__STATED GOAL__.
Leaving out the pictures, please retype each record exactly.

(Dataset records)
== == ==
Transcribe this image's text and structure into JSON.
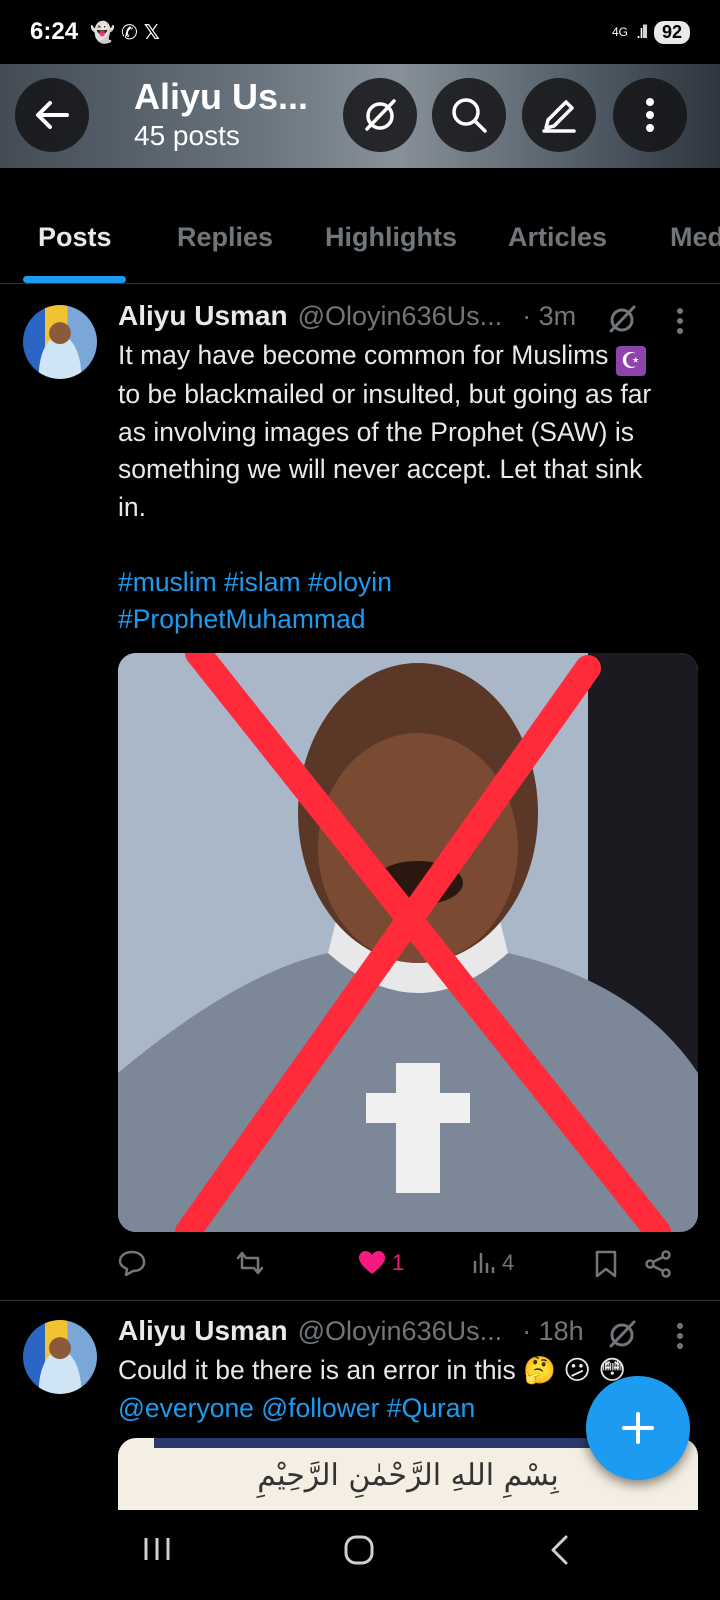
{
  "status_bar": {
    "time": "6:24",
    "network": "4G",
    "battery": "92"
  },
  "header": {
    "name": "Aliyu Us...",
    "post_count": "45 posts"
  },
  "tabs": [
    {
      "label": "Posts",
      "active": true
    },
    {
      "label": "Replies"
    },
    {
      "label": "Highlights"
    },
    {
      "label": "Articles"
    },
    {
      "label": "Med"
    }
  ],
  "posts": [
    {
      "author": "Aliyu Usman",
      "handle": "@Oloyin636Us...",
      "age": "· 3m",
      "text_lines": [
        "It may have become common for Muslims",
        "to be blackmailed or insulted, but going as far",
        "as involving images of the Prophet (SAW) is",
        "something we will never accept. Let that sink",
        "in."
      ],
      "emoji": "☪",
      "hashtags_line1": "#muslim #islam #oloyin",
      "hashtags_line2": "#ProphetMuhammad",
      "likes": "1",
      "views": "4"
    },
    {
      "author": "Aliyu Usman",
      "handle": "@Oloyin636Us...",
      "age": "· 18h",
      "text": "Could it be there is an error in this",
      "emojis": "🤔 😕 😳",
      "mentions": "@everyone @follower #Quran",
      "media_text": "بِسْمِ اللهِ الرَّحْمٰنِ الرَّحِيْمِ"
    }
  ],
  "colors": {
    "accent": "#1d9bf0",
    "like": "#f91880",
    "muted": "#71767b",
    "divider": "#2f3336"
  }
}
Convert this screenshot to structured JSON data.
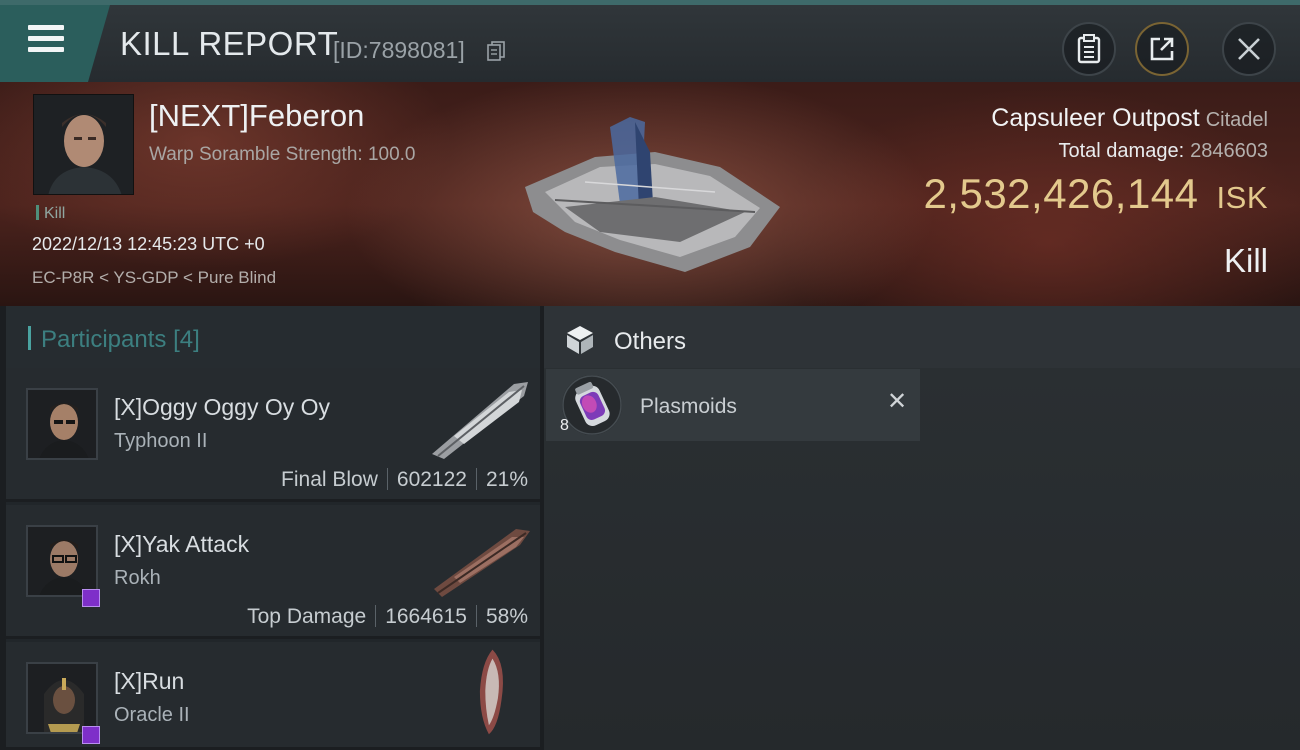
{
  "header": {
    "title": "KILL REPORT",
    "report_id": "[ID:7898081]",
    "icons": [
      "menu-icon",
      "copy-icon",
      "clipboard-icon",
      "share-icon",
      "close-icon"
    ]
  },
  "victim": {
    "name": "[NEXT]Feberon",
    "detail": "Warp Soramble Strength: 100.0",
    "tag": "Kill",
    "datetime": "2022/12/13 12:45:23 UTC +0",
    "location": "EC-P8R < YS-GDP < Pure Blind",
    "target_name": "Capsuleer Outpost",
    "target_type": "Citadel",
    "total_damage_label": "Total damage:",
    "total_damage_value": "2846603",
    "isk_value": "2,532,426,144",
    "isk_unit": "ISK",
    "result": "Kill"
  },
  "participants": {
    "title": "Participants",
    "count": "[4]",
    "rows": [
      {
        "name": "[X]Oggy Oggy Oy Oy",
        "ship": "Typhoon II",
        "role": "Final Blow",
        "damage": "602122",
        "percent": "21%"
      },
      {
        "name": "[X]Yak Attack",
        "ship": "Rokh",
        "role": "Top Damage",
        "damage": "1664615",
        "percent": "58%"
      },
      {
        "name": "[X]Run",
        "ship": "Oracle II",
        "role": "",
        "damage": "",
        "percent": ""
      }
    ]
  },
  "others": {
    "title": "Others",
    "items": [
      {
        "label": "Plasmoids",
        "quantity": "8"
      }
    ]
  },
  "colors": {
    "accent_teal": "#3c7f80",
    "isk_gold": "#e3c98d",
    "badge_purple": "#7e2fc9"
  }
}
== == ==
__OUTPUT FOR THIS TASK__.
Transcribe this image's text and structure into JSON.
{
  "status_bar": {
    "time": "6:24",
    "network": "4G",
    "battery": "92"
  },
  "header": {
    "name": "Aliyu Us...",
    "post_count": "45 posts"
  },
  "tabs": [
    {
      "label": "Posts",
      "active": true
    },
    {
      "label": "Replies"
    },
    {
      "label": "Highlights"
    },
    {
      "label": "Articles"
    },
    {
      "label": "Med"
    }
  ],
  "posts": [
    {
      "author": "Aliyu Usman",
      "handle": "@Oloyin636Us...",
      "age": "· 3m",
      "text_lines": [
        "It may have become common for Muslims",
        "to be blackmailed or insulted, but going as far",
        "as involving images of the Prophet (SAW) is",
        "something we will never accept. Let that sink",
        "in."
      ],
      "emoji": "☪",
      "hashtags_line1": "#muslim #islam #oloyin",
      "hashtags_line2": "#ProphetMuhammad",
      "likes": "1",
      "views": "4"
    },
    {
      "author": "Aliyu Usman",
      "handle": "@Oloyin636Us...",
      "age": "· 18h",
      "text": "Could it be there is an error in this",
      "emojis": "🤔 😕 😳",
      "mentions": "@everyone @follower #Quran",
      "media_text": "بِسْمِ اللهِ الرَّحْمٰنِ الرَّحِيْمِ"
    }
  ],
  "colors": {
    "accent": "#1d9bf0",
    "like": "#f91880",
    "muted": "#71767b",
    "divider": "#2f3336"
  }
}
Convert this screenshot to structured JSON data.
{
  "header": {
    "title": "KILL REPORT",
    "report_id": "[ID:7898081]",
    "icons": [
      "menu-icon",
      "copy-icon",
      "clipboard-icon",
      "share-icon",
      "close-icon"
    ]
  },
  "victim": {
    "name": "[NEXT]Feberon",
    "detail": "Warp Soramble Strength: 100.0",
    "tag": "Kill",
    "datetime": "2022/12/13 12:45:23 UTC +0",
    "location": "EC-P8R < YS-GDP < Pure Blind",
    "target_name": "Capsuleer Outpost",
    "target_type": "Citadel",
    "total_damage_label": "Total damage:",
    "total_damage_value": "2846603",
    "isk_value": "2,532,426,144",
    "isk_unit": "ISK",
    "result": "Kill"
  },
  "participants": {
    "title": "Participants",
    "count": "[4]",
    "rows": [
      {
        "name": "[X]Oggy Oggy Oy Oy",
        "ship": "Typhoon II",
        "role": "Final Blow",
        "damage": "602122",
        "percent": "21%"
      },
      {
        "name": "[X]Yak Attack",
        "ship": "Rokh",
        "role": "Top Damage",
        "damage": "1664615",
        "percent": "58%"
      },
      {
        "name": "[X]Run",
        "ship": "Oracle II",
        "role": "",
        "damage": "",
        "percent": ""
      }
    ]
  },
  "others": {
    "title": "Others",
    "items": [
      {
        "label": "Plasmoids",
        "quantity": "8"
      }
    ]
  },
  "colors": {
    "accent_teal": "#3c7f80",
    "isk_gold": "#e3c98d",
    "badge_purple": "#7e2fc9"
  }
}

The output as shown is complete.